» PROVIDED INFORMATION

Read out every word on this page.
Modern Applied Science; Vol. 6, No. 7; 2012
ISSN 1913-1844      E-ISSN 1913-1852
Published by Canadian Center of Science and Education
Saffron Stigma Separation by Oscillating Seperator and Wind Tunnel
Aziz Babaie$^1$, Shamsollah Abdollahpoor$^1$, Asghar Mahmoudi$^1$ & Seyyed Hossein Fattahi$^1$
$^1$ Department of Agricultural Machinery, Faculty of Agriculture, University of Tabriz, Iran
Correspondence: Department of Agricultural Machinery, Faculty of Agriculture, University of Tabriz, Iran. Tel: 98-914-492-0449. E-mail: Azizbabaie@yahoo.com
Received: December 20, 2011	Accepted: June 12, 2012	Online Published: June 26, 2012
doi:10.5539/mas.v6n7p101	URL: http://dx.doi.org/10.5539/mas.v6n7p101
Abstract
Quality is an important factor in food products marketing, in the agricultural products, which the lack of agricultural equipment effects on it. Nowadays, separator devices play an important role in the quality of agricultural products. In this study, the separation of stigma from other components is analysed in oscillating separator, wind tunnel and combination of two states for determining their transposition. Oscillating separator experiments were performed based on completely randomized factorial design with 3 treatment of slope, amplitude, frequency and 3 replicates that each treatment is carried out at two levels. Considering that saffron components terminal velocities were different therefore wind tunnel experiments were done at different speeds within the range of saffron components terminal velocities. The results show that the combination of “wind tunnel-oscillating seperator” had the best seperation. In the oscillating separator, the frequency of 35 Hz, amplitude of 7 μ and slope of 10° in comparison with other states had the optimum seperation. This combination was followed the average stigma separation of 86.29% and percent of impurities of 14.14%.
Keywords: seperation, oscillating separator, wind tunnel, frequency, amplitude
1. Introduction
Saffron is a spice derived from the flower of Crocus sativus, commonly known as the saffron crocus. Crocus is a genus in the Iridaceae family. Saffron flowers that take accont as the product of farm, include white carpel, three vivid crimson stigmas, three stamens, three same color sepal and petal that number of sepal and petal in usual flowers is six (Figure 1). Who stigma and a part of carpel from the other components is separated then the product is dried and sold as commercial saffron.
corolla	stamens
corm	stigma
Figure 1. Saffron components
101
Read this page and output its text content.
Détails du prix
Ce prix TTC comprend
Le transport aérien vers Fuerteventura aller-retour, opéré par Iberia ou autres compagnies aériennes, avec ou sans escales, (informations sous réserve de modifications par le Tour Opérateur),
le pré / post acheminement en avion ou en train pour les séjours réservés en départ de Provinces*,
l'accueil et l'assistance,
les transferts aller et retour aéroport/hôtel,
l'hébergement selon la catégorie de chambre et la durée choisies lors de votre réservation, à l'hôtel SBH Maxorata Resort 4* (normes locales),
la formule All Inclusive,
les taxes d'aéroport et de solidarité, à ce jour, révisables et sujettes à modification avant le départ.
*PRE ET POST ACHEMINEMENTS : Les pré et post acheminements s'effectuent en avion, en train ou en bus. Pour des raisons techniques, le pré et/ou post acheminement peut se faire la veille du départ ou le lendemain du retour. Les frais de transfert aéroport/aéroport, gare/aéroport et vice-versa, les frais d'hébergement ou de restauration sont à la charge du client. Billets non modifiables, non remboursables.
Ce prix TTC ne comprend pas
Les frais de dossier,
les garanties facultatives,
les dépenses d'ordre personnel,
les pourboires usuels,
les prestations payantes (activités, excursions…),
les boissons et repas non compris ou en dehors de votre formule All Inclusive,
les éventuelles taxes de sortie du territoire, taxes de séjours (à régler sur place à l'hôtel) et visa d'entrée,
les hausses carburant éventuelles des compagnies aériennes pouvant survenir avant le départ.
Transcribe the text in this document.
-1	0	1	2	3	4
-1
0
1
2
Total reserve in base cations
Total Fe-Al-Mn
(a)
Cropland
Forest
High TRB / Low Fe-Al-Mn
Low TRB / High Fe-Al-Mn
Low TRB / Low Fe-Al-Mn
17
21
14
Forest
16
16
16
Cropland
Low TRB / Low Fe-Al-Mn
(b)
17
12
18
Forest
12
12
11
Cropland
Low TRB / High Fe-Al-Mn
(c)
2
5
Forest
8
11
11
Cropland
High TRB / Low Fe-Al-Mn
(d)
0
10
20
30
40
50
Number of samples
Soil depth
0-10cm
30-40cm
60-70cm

» INSTRUCTIONS TO FOLLOW
Retype the listing exactly, in full.

» ANSWER TO THIS PROBLEM
Read out every word on this page.
Modern Applied Science; Vol. 6, No. 7; 2012
ISSN 1913-1844      E-ISSN 1913-1852
Published by Canadian Center of Science and Education
Saffron Stigma Separation by Oscillating Seperator and Wind Tunnel
Aziz Babaie$^1$, Shamsollah Abdollahpoor$^1$, Asghar Mahmoudi$^1$ & Seyyed Hossein Fattahi$^1$
$^1$ Department of Agricultural Machinery, Faculty of Agriculture, University of Tabriz, Iran
Correspondence: Department of Agricultural Machinery, Faculty of Agriculture, University of Tabriz, Iran. Tel: 98-914-492-0449. E-mail: Azizbabaie@yahoo.com
Received: December 20, 2011	Accepted: June 12, 2012	Online Published: June 26, 2012
doi:10.5539/mas.v6n7p101	URL: http://dx.doi.org/10.5539/mas.v6n7p101
Abstract
Quality is an important factor in food products marketing, in the agricultural products, which the lack of agricultural equipment effects on it. Nowadays, separator devices play an important role in the quality of agricultural products. In this study, the separation of stigma from other components is analysed in oscillating separator, wind tunnel and combination of two states for determining their transposition. Oscillating separator experiments were performed based on completely randomized factorial design with 3 treatment of slope, amplitude, frequency and 3 replicates that each treatment is carried out at two levels. Considering that saffron components terminal velocities were different therefore wind tunnel experiments were done at different speeds within the range of saffron components terminal velocities. The results show that the combination of “wind tunnel-oscillating seperator” had the best seperation. In the oscillating separator, the frequency of 35 Hz, amplitude of 7 μ and slope of 10° in comparison with other states had the optimum seperation. This combination was followed the average stigma separation of 86.29% and percent of impurities of 14.14%.
Keywords: seperation, oscillating separator, wind tunnel, frequency, amplitude
1. Introduction
Saffron is a spice derived from the flower of Crocus sativus, commonly known as the saffron crocus. Crocus is a genus in the Iridaceae family. Saffron flowers that take accont as the product of farm, include white carpel, three vivid crimson stigmas, three stamens, three same color sepal and petal that number of sepal and petal in usual flowers is six (Figure 1). Who stigma and a part of carpel from the other components is separated then the product is dried and sold as commercial saffron.
corolla	stamens
corm	stigma
Figure 1. Saffron components
101
Read this page and output its text content.
Détails du prix
Ce prix TTC comprend
Le transport aérien vers Fuerteventura aller-retour, opéré par Iberia ou autres compagnies aériennes, avec ou sans escales, (informations sous réserve de modifications par le Tour Opérateur),
le pré / post acheminement en avion ou en train pour les séjours réservés en départ de Provinces*,
l'accueil et l'assistance,
les transferts aller et retour aéroport/hôtel,
l'hébergement selon la catégorie de chambre et la durée choisies lors de votre réservation, à l'hôtel SBH Maxorata Resort 4* (normes locales),
la formule All Inclusive,
les taxes d'aéroport et de solidarité, à ce jour, révisables et sujettes à modification avant le départ.
*PRE ET POST ACHEMINEMENTS : Les pré et post acheminements s'effectuent en avion, en train ou en bus. Pour des raisons techniques, le pré et/ou post acheminement peut se faire la veille du départ ou le lendemain du retour. Les frais de transfert aéroport/aéroport, gare/aéroport et vice-versa, les frais d'hébergement ou de restauration sont à la charge du client. Billets non modifiables, non remboursables.
Ce prix TTC ne comprend pas
Les frais de dossier,
les garanties facultatives,
les dépenses d'ordre personnel,
les pourboires usuels,
les prestations payantes (activités, excursions…),
les boissons et repas non compris ou en dehors de votre formule All Inclusive,
les éventuelles taxes de sortie du territoire, taxes de séjours (à régler sur place à l'hôtel) et visa d'entrée,
les hausses carburant éventuelles des compagnies aériennes pouvant survenir avant le départ.
Transcribe the text in this document.
-1	0	1	2	3	4
-1
0
1
2
Total reserve in base cations
Total Fe-Al-Mn
(a)
Cropland
Forest
High TRB / Low Fe-Al-Mn
Low TRB / High Fe-Al-Mn
Low TRB / Low Fe-Al-Mn
17
21
14
Forest
16
16
16
Cropland
Low TRB / Low Fe-Al-Mn
(b)
17
12
18
Forest
12
12
11
Cropland
Low TRB / High Fe-Al-Mn
(c)
2
5
Forest
8
11
11
Cropland
High TRB / Low Fe-Al-Mn
(d)
0
10
20
30
40
50
Number of samples
Soil depth
0-10cm
30-40cm
60-70cm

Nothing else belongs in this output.